Every line that contains the word "Recteur" should be copied.

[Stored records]
━━━━━━━━━━━━━━━━

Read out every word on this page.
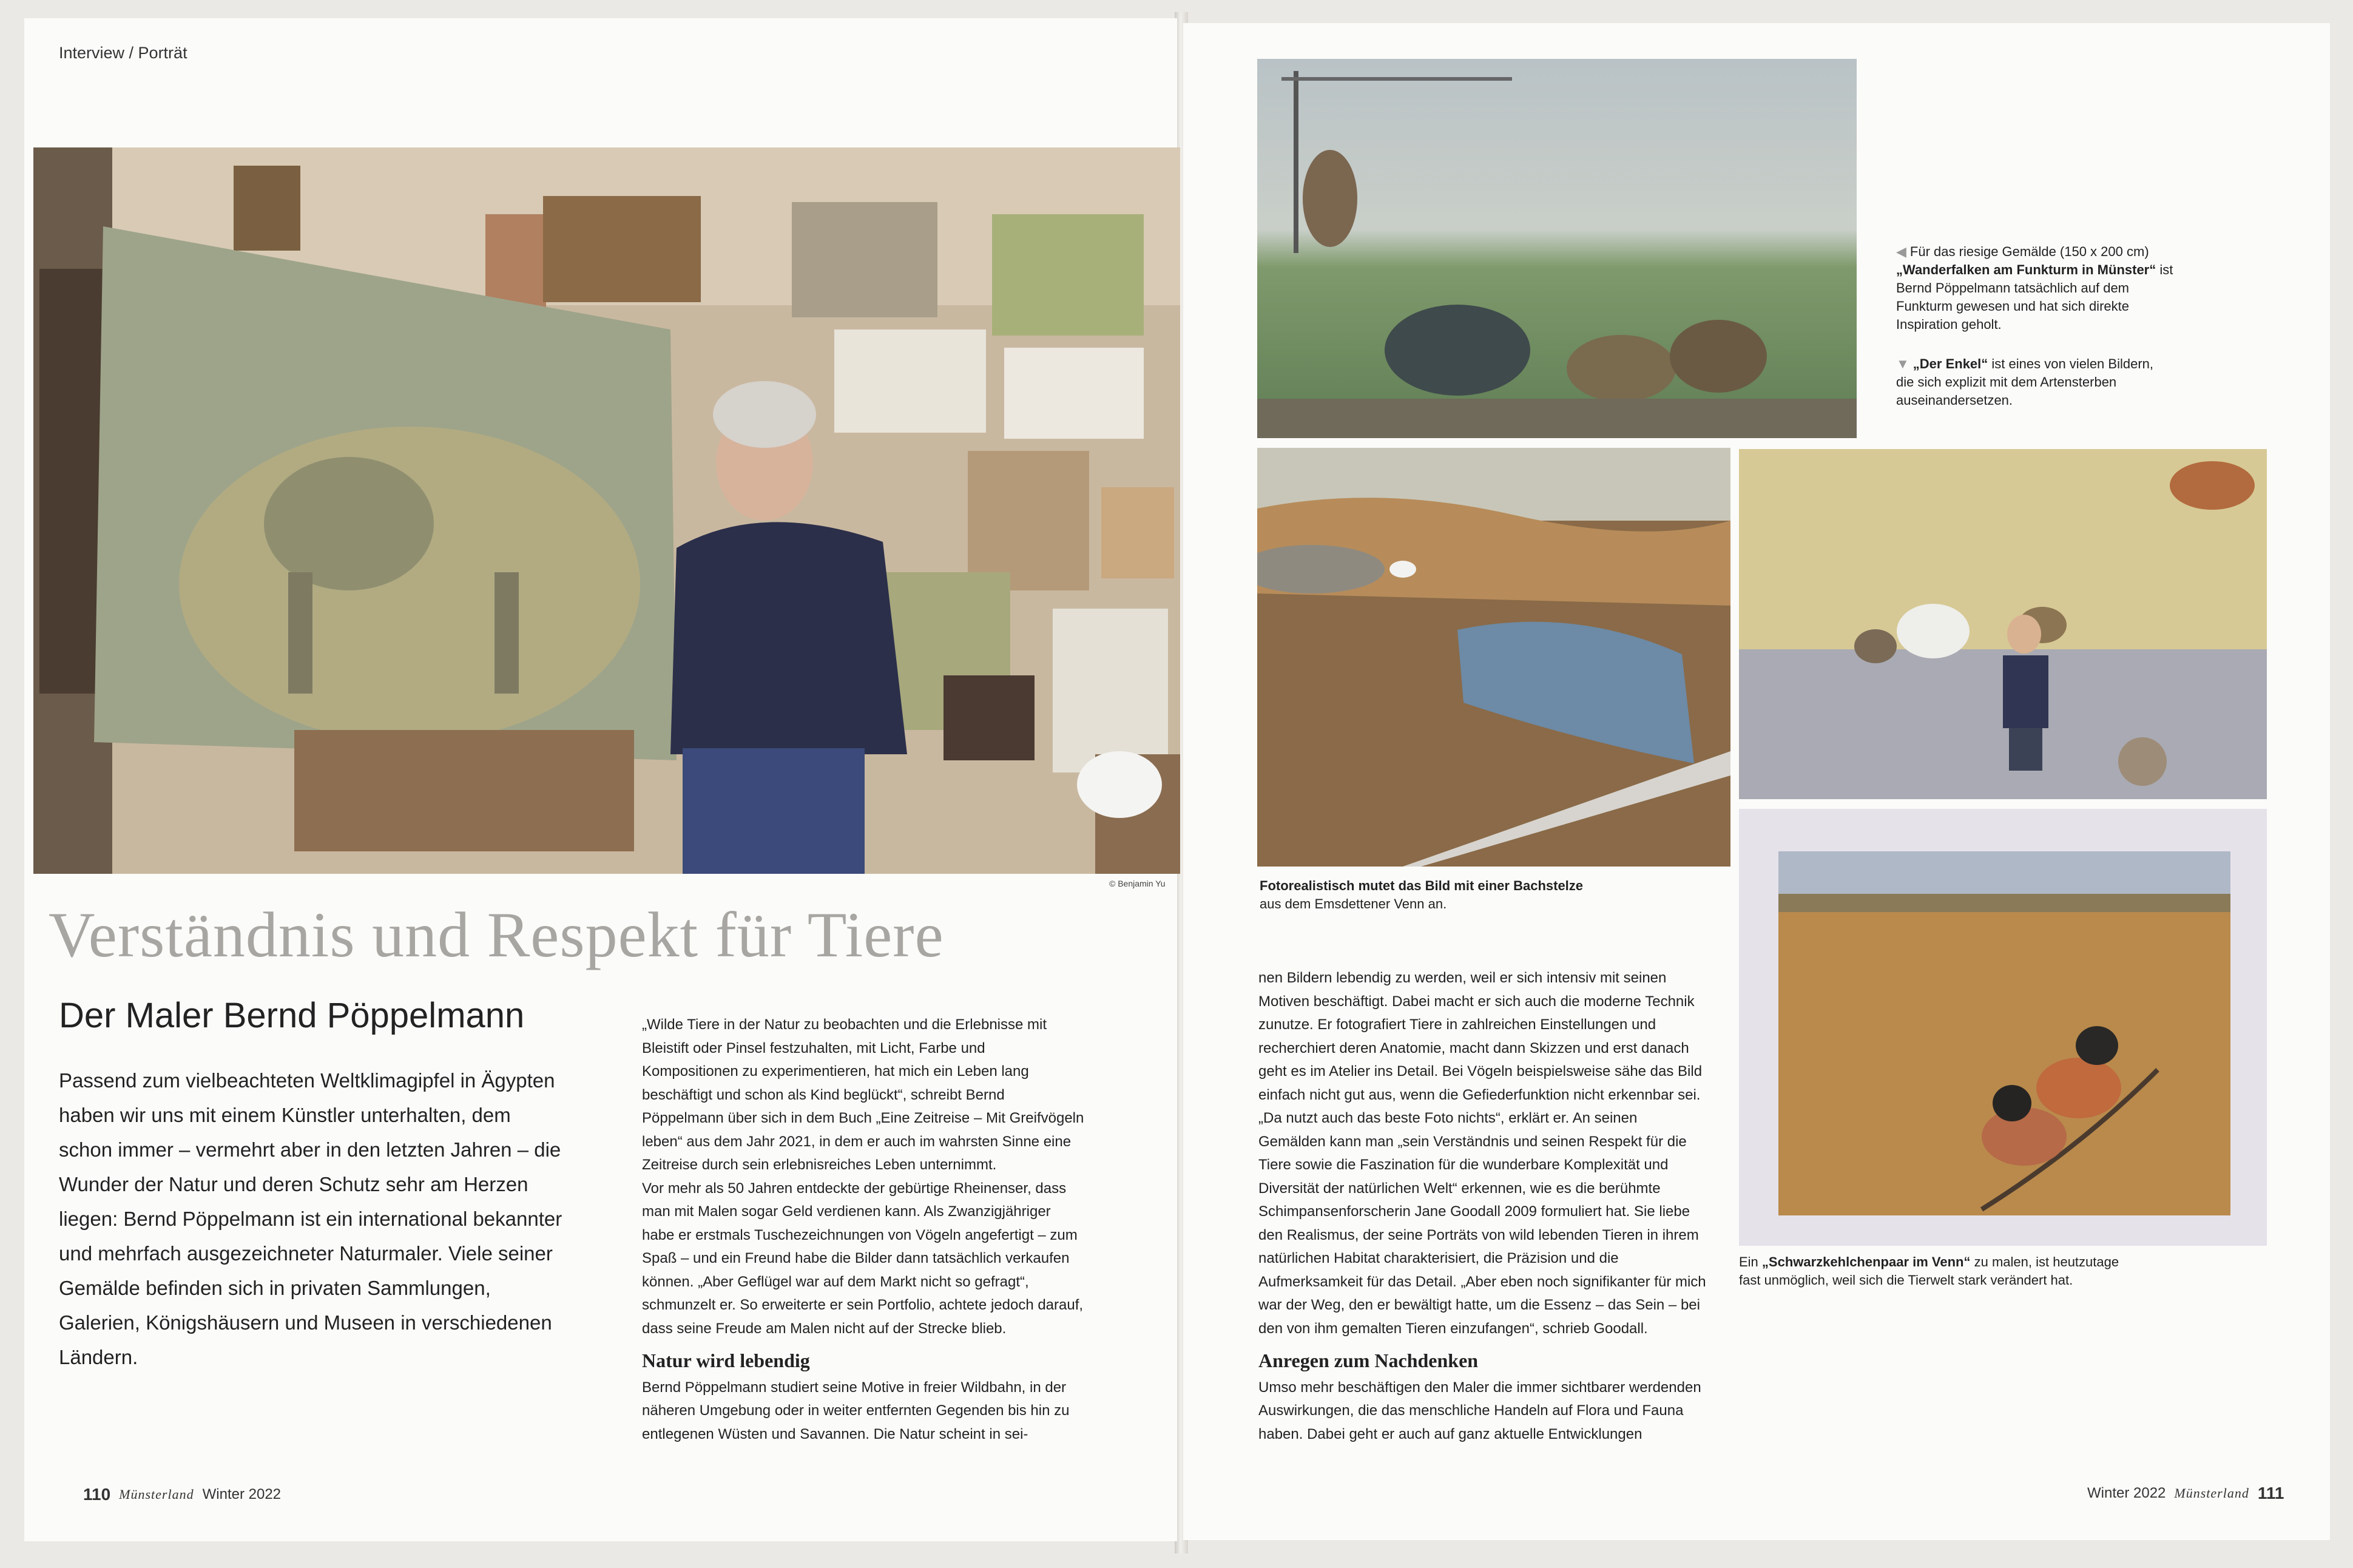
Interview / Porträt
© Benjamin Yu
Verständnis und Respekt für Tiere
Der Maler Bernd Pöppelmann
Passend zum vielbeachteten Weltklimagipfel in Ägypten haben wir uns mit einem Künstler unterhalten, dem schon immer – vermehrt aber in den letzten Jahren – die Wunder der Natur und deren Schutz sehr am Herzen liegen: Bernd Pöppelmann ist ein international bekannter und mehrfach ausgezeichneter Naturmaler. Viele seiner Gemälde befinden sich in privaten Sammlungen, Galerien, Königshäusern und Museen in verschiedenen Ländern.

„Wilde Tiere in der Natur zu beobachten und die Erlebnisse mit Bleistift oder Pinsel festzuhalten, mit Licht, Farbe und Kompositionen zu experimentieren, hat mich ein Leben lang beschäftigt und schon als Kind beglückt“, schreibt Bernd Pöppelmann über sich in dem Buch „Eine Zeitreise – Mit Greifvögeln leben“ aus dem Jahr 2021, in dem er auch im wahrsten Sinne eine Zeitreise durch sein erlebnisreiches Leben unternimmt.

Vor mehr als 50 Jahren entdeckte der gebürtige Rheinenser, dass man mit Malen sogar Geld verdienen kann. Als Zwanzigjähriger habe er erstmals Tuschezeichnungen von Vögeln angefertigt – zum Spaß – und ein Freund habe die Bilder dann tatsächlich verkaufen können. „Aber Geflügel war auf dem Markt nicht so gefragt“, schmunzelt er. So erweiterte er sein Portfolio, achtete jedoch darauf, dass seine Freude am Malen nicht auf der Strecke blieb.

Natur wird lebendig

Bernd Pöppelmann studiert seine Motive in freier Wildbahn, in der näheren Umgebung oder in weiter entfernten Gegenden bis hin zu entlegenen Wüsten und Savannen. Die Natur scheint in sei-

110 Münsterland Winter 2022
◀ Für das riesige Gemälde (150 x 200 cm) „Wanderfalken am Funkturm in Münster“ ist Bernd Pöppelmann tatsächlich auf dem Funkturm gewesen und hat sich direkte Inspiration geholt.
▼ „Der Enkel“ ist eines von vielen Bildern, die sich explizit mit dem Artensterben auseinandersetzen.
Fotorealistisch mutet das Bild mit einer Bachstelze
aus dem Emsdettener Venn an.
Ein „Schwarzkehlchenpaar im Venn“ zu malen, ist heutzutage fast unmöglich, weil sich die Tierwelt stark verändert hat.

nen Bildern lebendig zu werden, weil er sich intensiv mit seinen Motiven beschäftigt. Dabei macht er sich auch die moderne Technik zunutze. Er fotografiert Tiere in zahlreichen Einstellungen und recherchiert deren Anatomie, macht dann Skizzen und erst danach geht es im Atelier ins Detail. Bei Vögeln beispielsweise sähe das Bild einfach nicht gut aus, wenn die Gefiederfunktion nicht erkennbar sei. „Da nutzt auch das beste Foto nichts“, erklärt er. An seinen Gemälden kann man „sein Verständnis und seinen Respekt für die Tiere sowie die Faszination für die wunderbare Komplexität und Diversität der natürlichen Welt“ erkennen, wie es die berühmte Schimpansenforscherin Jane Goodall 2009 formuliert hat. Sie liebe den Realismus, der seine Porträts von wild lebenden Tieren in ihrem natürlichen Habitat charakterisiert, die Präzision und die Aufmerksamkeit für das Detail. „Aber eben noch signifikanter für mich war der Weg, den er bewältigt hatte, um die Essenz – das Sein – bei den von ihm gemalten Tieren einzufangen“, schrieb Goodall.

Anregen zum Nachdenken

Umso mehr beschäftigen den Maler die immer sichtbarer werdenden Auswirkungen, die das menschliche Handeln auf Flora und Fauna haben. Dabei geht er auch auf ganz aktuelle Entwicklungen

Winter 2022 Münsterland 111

━━━━━━━━━━━━━━━━

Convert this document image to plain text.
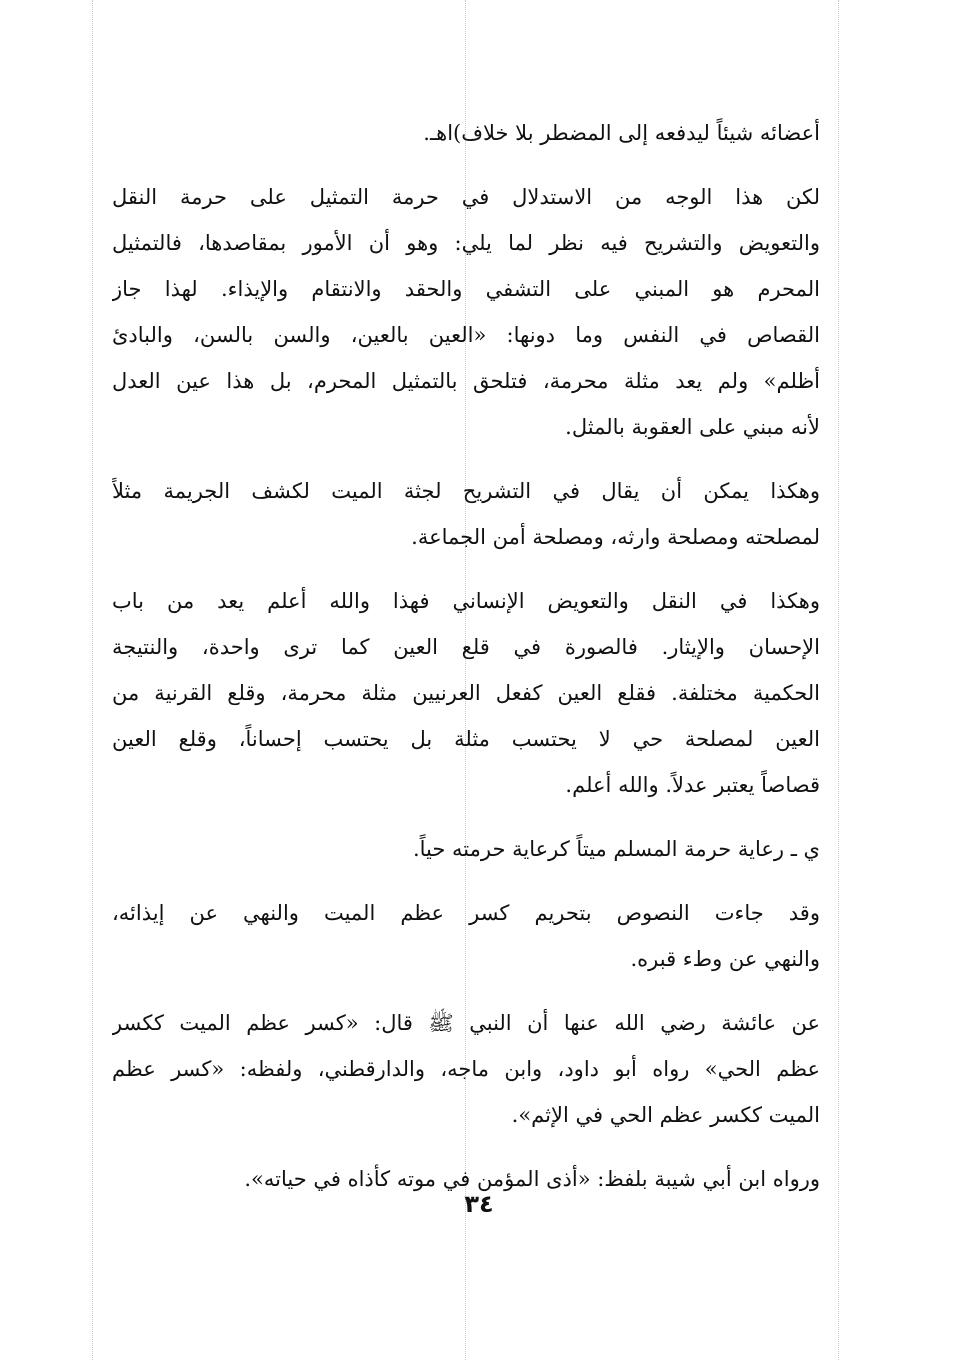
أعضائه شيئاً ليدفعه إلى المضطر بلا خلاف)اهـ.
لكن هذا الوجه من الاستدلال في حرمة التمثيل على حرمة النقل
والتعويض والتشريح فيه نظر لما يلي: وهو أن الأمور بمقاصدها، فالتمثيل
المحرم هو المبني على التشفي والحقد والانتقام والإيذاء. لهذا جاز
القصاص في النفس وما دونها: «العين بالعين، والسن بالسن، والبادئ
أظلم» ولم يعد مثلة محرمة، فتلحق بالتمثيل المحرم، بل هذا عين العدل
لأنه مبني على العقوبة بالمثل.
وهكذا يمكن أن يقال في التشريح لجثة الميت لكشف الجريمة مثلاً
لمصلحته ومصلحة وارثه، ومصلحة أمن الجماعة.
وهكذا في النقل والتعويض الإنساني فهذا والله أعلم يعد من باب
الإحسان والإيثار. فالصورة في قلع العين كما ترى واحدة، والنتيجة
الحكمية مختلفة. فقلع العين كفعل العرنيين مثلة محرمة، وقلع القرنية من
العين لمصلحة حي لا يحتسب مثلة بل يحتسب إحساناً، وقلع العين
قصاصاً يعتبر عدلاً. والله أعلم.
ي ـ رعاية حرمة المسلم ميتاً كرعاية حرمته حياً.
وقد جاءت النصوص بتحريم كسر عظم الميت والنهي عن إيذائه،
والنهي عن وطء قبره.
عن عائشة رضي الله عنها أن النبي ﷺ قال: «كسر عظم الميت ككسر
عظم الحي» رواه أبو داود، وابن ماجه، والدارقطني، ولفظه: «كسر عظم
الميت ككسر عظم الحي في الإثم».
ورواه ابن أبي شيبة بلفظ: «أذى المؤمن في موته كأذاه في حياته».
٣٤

━━━━━━━━━━━━━━━━

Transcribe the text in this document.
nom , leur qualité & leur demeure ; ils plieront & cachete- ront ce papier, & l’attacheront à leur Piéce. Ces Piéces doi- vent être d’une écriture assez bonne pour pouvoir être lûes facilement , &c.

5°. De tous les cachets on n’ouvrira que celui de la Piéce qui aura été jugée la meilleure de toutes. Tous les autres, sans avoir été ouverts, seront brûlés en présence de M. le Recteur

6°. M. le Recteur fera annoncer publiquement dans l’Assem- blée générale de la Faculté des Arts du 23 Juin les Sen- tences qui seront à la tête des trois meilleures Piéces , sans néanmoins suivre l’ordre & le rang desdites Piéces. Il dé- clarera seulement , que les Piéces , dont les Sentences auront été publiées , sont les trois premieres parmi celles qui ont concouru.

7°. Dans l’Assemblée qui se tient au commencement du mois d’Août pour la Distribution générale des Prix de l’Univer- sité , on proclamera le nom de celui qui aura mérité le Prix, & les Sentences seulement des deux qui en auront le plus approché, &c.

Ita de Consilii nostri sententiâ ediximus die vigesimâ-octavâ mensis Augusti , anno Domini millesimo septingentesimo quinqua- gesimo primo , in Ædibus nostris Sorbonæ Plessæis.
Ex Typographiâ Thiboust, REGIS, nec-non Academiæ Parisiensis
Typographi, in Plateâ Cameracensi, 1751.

━━━━━━━━━━━━━━━━

- [Solution for this problem]
5°. De tous les cachets on n’ouvrira que celui de la Piéce qui aura été jugée la meilleure de toutes. Tous les autres, sans avoir été ouverts, seront brûlés en présence de M. le Recteur
6°. M. le Recteur fera annoncer publiquement dans l’Assem- blée générale de la Faculté des Arts du 23 Juin les Sen- tences qui seront à la tête des trois meilleures Piéces , sans néanmoins suivre l’ordre & le rang desdites Piéces. Il dé- clarera seulement , que les Piéces , dont les Sentences auront été publiées , sont les trois premieres parmi celles qui ont concouru.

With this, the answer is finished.